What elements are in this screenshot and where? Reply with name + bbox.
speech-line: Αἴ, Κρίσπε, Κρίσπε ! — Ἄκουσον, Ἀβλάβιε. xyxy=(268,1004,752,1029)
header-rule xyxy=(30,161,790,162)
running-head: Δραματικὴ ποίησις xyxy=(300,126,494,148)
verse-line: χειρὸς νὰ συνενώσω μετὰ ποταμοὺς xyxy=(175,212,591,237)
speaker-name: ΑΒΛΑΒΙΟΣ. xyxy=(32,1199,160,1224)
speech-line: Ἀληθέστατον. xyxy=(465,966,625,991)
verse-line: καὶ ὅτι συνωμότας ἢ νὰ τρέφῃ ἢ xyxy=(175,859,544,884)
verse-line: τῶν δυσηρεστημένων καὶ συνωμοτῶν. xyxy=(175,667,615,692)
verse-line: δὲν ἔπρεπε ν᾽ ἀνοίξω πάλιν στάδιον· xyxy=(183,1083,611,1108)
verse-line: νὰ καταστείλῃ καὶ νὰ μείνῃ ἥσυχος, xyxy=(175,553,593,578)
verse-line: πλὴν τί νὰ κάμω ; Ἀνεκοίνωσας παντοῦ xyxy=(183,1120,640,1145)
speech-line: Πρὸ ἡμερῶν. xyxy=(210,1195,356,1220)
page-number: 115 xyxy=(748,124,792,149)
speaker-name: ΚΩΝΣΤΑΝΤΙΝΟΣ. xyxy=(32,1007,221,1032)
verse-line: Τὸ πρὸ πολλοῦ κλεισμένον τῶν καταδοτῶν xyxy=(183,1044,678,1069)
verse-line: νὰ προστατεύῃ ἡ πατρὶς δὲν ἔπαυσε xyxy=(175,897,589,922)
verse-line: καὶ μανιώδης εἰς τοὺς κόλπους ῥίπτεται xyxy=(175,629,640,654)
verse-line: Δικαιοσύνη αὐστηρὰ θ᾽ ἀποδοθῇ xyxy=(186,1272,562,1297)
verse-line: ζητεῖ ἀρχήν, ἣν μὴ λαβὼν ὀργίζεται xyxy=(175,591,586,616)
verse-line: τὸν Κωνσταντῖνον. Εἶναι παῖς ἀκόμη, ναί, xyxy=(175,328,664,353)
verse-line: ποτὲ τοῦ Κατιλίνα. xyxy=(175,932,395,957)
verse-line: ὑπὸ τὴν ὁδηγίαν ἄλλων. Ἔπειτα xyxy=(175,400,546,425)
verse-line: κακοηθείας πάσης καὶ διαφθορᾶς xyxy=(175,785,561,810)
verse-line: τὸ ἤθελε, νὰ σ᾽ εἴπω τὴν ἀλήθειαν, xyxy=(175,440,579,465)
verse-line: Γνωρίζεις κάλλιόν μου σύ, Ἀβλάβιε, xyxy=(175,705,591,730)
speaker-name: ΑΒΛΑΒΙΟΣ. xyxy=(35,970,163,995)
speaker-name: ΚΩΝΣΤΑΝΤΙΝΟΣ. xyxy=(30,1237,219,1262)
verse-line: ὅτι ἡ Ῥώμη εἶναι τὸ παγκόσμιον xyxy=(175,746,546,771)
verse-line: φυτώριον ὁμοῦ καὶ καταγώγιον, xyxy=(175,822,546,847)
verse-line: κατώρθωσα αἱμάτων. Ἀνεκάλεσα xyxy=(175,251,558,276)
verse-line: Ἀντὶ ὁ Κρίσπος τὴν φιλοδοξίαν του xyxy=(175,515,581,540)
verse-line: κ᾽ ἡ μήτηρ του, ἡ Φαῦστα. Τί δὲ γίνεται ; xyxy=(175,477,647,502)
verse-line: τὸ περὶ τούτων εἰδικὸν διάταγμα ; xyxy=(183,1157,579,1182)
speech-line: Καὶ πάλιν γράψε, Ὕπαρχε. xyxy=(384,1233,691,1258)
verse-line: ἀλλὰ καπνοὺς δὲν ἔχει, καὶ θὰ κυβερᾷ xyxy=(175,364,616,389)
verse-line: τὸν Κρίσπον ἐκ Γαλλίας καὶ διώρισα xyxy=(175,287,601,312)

______

▶ _STATED EXERCISE_:
Return every line of the data above without any change, keeping the original order.

▶ _RESULT_:
What elements are in this screenshot and where? Reply with name + bbox.
speech-line: Αἴ, Κρίσπε, Κρίσπε ! — Ἄκουσον, Ἀβλάβιε. xyxy=(268,1004,752,1029)
header-rule xyxy=(30,161,790,162)
running-head: Δραματικὴ ποίησις xyxy=(300,126,494,148)
verse-line: χειρὸς νὰ συνενώσω μετὰ ποταμοὺς xyxy=(175,212,591,237)
speaker-name: ΑΒΛΑΒΙΟΣ. xyxy=(32,1199,160,1224)
speech-line: Ἀληθέστατον. xyxy=(465,966,625,991)
verse-line: καὶ ὅτι συνωμότας ἢ νὰ τρέφῃ ἢ xyxy=(175,859,544,884)
verse-line: τῶν δυσηρεστημένων καὶ συνωμοτῶν. xyxy=(175,667,615,692)
verse-line: δὲν ἔπρεπε ν᾽ ἀνοίξω πάλιν στάδιον· xyxy=(183,1083,611,1108)
verse-line: νὰ καταστείλῃ καὶ νὰ μείνῃ ἥσυχος, xyxy=(175,553,593,578)
verse-line: πλὴν τί νὰ κάμω ; Ἀνεκοίνωσας παντοῦ xyxy=(183,1120,640,1145)
speech-line: Πρὸ ἡμερῶν. xyxy=(210,1195,356,1220)
page-number: 115 xyxy=(748,124,792,149)
speaker-name: ΚΩΝΣΤΑΝΤΙΝΟΣ. xyxy=(32,1007,221,1032)
verse-line: Τὸ πρὸ πολλοῦ κλεισμένον τῶν καταδοτῶν xyxy=(183,1044,678,1069)
verse-line: νὰ προστατεύῃ ἡ πατρὶς δὲν ἔπαυσε xyxy=(175,897,589,922)
verse-line: καὶ μανιώδης εἰς τοὺς κόλπους ῥίπτεται xyxy=(175,629,640,654)
verse-line: Δικαιοσύνη αὐστηρὰ θ᾽ ἀποδοθῇ xyxy=(186,1272,562,1297)
verse-line: ζητεῖ ἀρχήν, ἣν μὴ λαβὼν ὀργίζεται xyxy=(175,591,586,616)
verse-line: τὸν Κωνσταντῖνον. Εἶναι παῖς ἀκόμη, ναί, xyxy=(175,328,664,353)
verse-line: ποτὲ τοῦ Κατιλίνα. xyxy=(175,932,395,957)
verse-line: ὑπὸ τὴν ὁδηγίαν ἄλλων. Ἔπειτα xyxy=(175,400,546,425)
verse-line: κακοηθείας πάσης καὶ διαφθορᾶς xyxy=(175,785,561,810)
verse-line: τὸ ἤθελε, νὰ σ᾽ εἴπω τὴν ἀλήθειαν, xyxy=(175,440,579,465)
verse-line: Γνωρίζεις κάλλιόν μου σύ, Ἀβλάβιε, xyxy=(175,705,591,730)
speaker-name: ΑΒΛΑΒΙΟΣ. xyxy=(35,970,163,995)
speaker-name: ΚΩΝΣΤΑΝΤΙΝΟΣ. xyxy=(30,1237,219,1262)
verse-line: ὅτι ἡ Ῥώμη εἶναι τὸ παγκόσμιον xyxy=(175,746,546,771)
verse-line: φυτώριον ὁμοῦ καὶ καταγώγιον, xyxy=(175,822,546,847)
verse-line: κατώρθωσα αἱμάτων. Ἀνεκάλεσα xyxy=(175,251,558,276)
verse-line: Ἀντὶ ὁ Κρίσπος τὴν φιλοδοξίαν του xyxy=(175,515,581,540)
verse-line: κ᾽ ἡ μήτηρ του, ἡ Φαῦστα. Τί δὲ γίνεται ; xyxy=(175,477,647,502)
verse-line: τὸ περὶ τούτων εἰδικὸν διάταγμα ; xyxy=(183,1157,579,1182)
speech-line: Καὶ πάλιν γράψε, Ὕπαρχε. xyxy=(384,1233,691,1258)
verse-line: ἀλλὰ καπνοὺς δὲν ἔχει, καὶ θὰ κυβερᾷ xyxy=(175,364,616,389)
verse-line: τὸν Κρίσπον ἐκ Γαλλίας καὶ διώρισα xyxy=(175,287,601,312)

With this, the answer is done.